▶ Exercise directions
For each line of the data below that holds "have", copy the line.

(Data items)
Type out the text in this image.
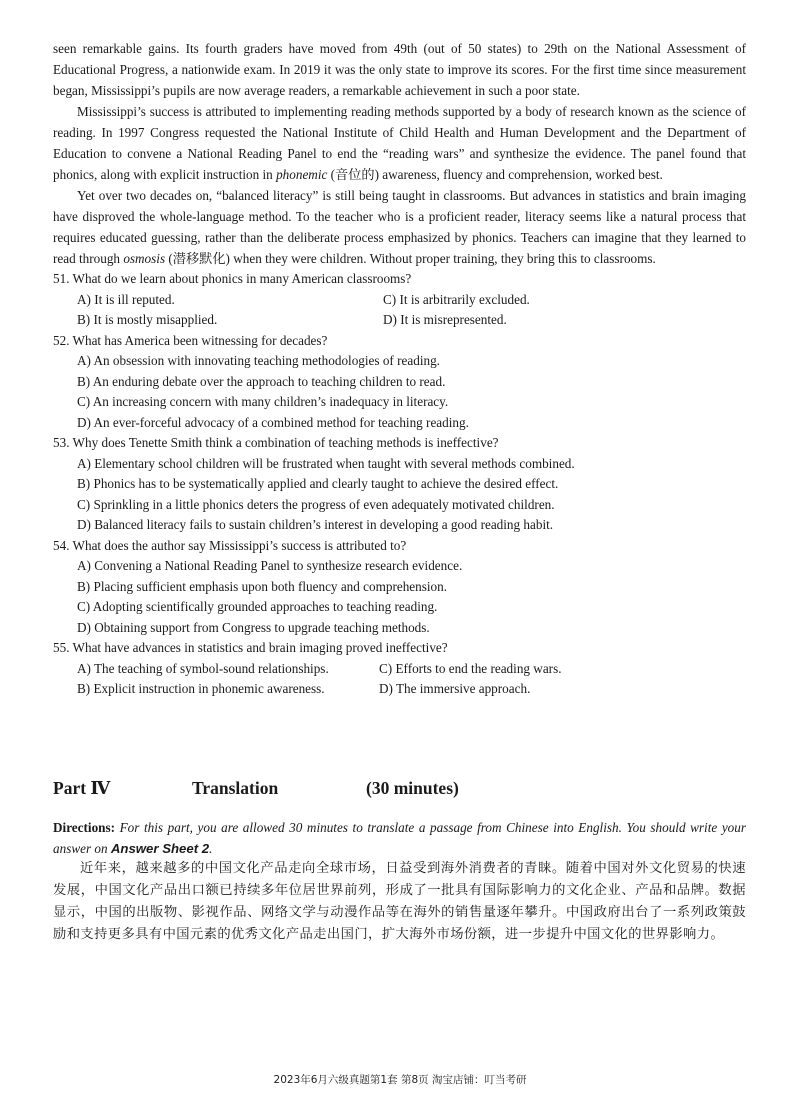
seen remarkable gains. Its fourth graders have moved from 49th (out of 50 states) to 29th on the National Assessment of Educational Progress, a nationwide exam. In 2019 it was the only state to improve its scores. For the first time since measurement began, Mississippi’s pupils are now average readers, a remarkable achievement in such a poor state.

Mississippi’s success is attributed to implementing reading methods supported by a body of research known as the science of reading. In 1997 Congress requested the National Institute of Child Health and Human Development and the Department of Education to convene a National Reading Panel to end the “reading wars” and synthesize the evidence. The panel found that phonics, along with explicit instruction in phonemic (音位的) awareness, fluency and comprehension, worked best.

Yet over two decades on, “balanced literacy” is still being taught in classrooms. But advances in statistics and brain imaging have disproved the whole-language method. To the teacher who is a proficient reader, literacy seems like a natural process that requires educated guessing, rather than the deliberate process emphasized by phonics. Teachers can imagine that they learned to read through osmosis (潜移默化) when they were children. Without proper training, they bring this to classrooms.

51. What do we learn about phonics in many American classrooms?

A) It is ill reputed.	C) It is arbitrarily excluded.
B) It is mostly misapplied.	D) It is misrepresented.

52. What has America been witnessing for decades?

A) An obsession with innovating teaching methodologies of reading.

B) An enduring debate over the approach to teaching children to read.

C) An increasing concern with many children’s inadequacy in literacy.

D) An ever-forceful advocacy of a combined method for teaching reading.

53. Why does Tenette Smith think a combination of teaching methods is ineffective?

A) Elementary school children will be frustrated when taught with several methods combined.

B) Phonics has to be systematically applied and clearly taught to achieve the desired effect.

C) Sprinkling in a little phonics deters the progress of even adequately motivated children.

D) Balanced literacy fails to sustain children’s interest in developing a good reading habit.

54. What does the author say Mississippi’s success is attributed to?

A) Convening a National Reading Panel to synthesize research evidence.

B) Placing sufficient emphasis upon both fluency and comprehension.

C) Adopting scientifically grounded approaches to teaching reading.

D) Obtaining support from Congress to upgrade teaching methods.

55. What have advances in statistics and brain imaging proved ineffective?

A) The teaching of symbol-sound relationships.	C) Efforts to end the reading wars.
B) Explicit instruction in phonemic awareness.	D) The immersive approach.
Part Ⅳ	Translation	(30 minutes)
Directions: For this part, you are allowed 30 minutes to translate a passage from Chinese into English. You should write your answer on Answer Sheet 2.
近年来，越来越多的中国文化产品走向全球市场，日益受到海外消费者的青睐。随着中国对外文化贸易的快速发展，中国文化产品出口额已持续多年位居世界前列，形成了一批具有国际影响力的文化企业、产品和品牌。数据显示，中国的出版物、影视作品、网络文学与动漫作品等在海外的销售量逐年攀升。中国政府出台了一系列政策鼓励和支持更多具有中国元素的优秀文化产品走出国门，扩大海外市场份额，进一步提升中国文化的世界影响力。
2023年6月六级真题第1套 第8页 淘宝店铺：叮当考研
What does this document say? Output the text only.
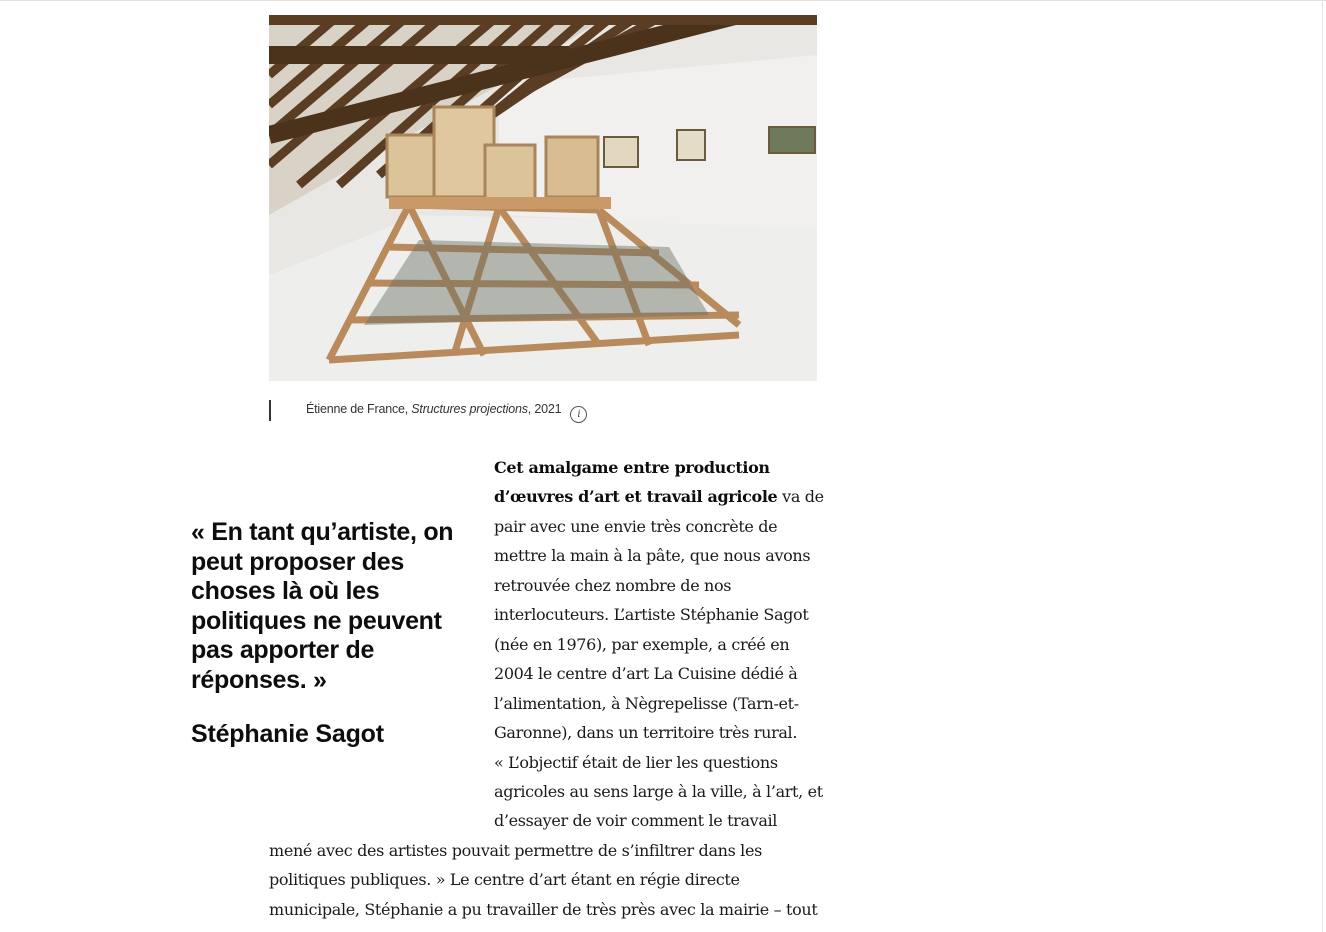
Étienne de France, Structures projections, 2021 i

« En tant qu’artiste, on peut proposer des choses là où les politiques ne peuvent pas apporter de réponses. »

Stéphanie Sagot
Cet amalgame entre production
d’œuvres d’art et travail agricole va de
pair avec une envie très concrète de
mettre la main à la pâte, que nous avons
retrouvée chez nombre de nos
interlocuteurs. L’artiste Stéphanie Sagot
(née en 1976), par exemple, a créé en
2004 le centre d’art La Cuisine dédié à
l’alimentation, à Nègrepelisse (Tarn-et-
Garonne), dans un territoire très rural.
« L’objectif était de lier les questions
agricoles au sens large à la ville, à l’art, et
d’essayer de voir comment le travail
mené avec des artistes pouvait permettre de s’infiltrer dans les
politiques publiques. » Le centre d’art étant en régie directe
municipale, Stéphanie a pu travailler de très près avec la mairie – tout
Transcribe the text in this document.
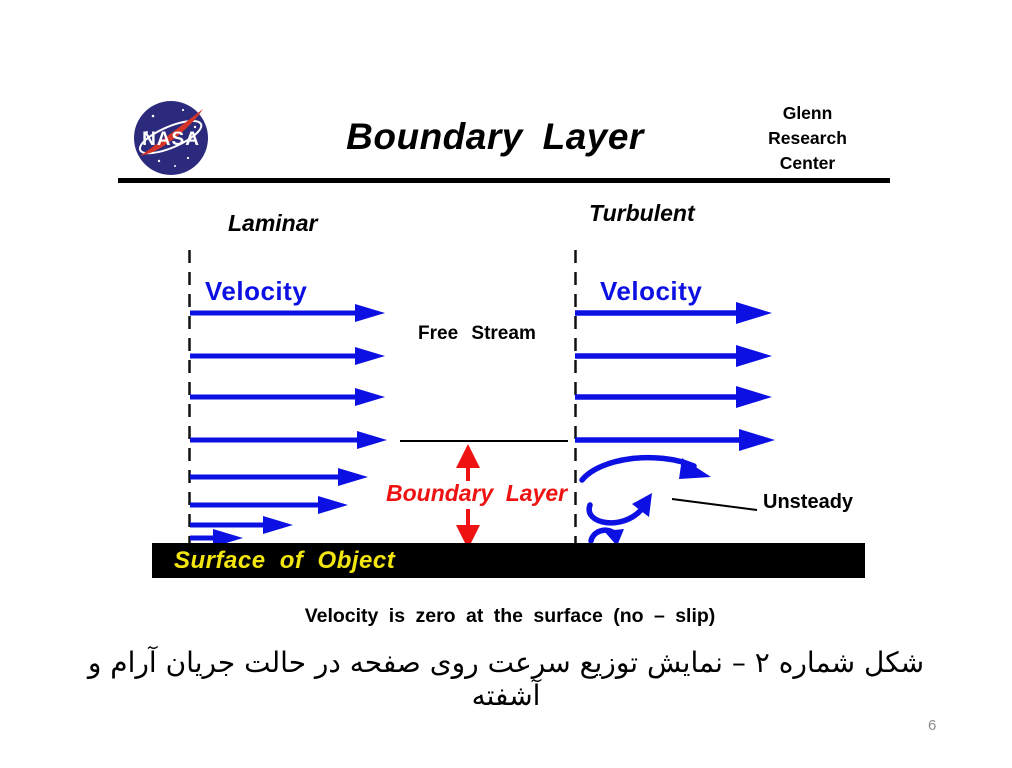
NASA	Boundary Layer
Glenn
Research
Center
Laminar	Turbulent
Velocity	Velocity
Free Stream
Boundary Layer	Unsteady
Surface of Object
Velocity is zero at the surface (no – slip)
شکل شماره ۲ – نمایش توزیع سرعت روی صفحه در حالت جریان آرام و آشفته
6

▶ Solution for this exercise
seen remarkable gains. Its fourth graders have moved from 49th (out of 50 states) to 29th on the National Assessment of Educational Progress, a nationwide exam. In 2019 it was the only state to improve its scores. For the first time since measurement began, Mississippi’s pupils are now average readers, a remarkable achievement in such a poor state.
Yet over two decades on, “balanced literacy” is still being taught in classrooms. But advances in statistics and brain imaging have disproved the whole-language method. To the teacher who is a proficient reader, literacy seems like a natural process that requires educated guessing, rather than the deliberate process emphasized by phonics. Teachers can imagine that they learned to read through osmosis (潜移默化) when they were children. Without proper training, they bring this to classrooms.
55. What have advances in statistics and brain imaging proved ineffective?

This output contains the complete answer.